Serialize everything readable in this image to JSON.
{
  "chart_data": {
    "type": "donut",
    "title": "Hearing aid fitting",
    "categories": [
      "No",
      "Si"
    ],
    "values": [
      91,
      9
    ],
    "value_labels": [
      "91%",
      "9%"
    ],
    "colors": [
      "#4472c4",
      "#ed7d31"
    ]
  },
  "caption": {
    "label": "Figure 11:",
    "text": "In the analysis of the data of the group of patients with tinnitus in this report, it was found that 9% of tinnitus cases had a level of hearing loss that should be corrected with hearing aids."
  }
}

(Exercise aim): State how many lines contain the word "this" across the listing, and give no other text.

(Answer to the exercise): 2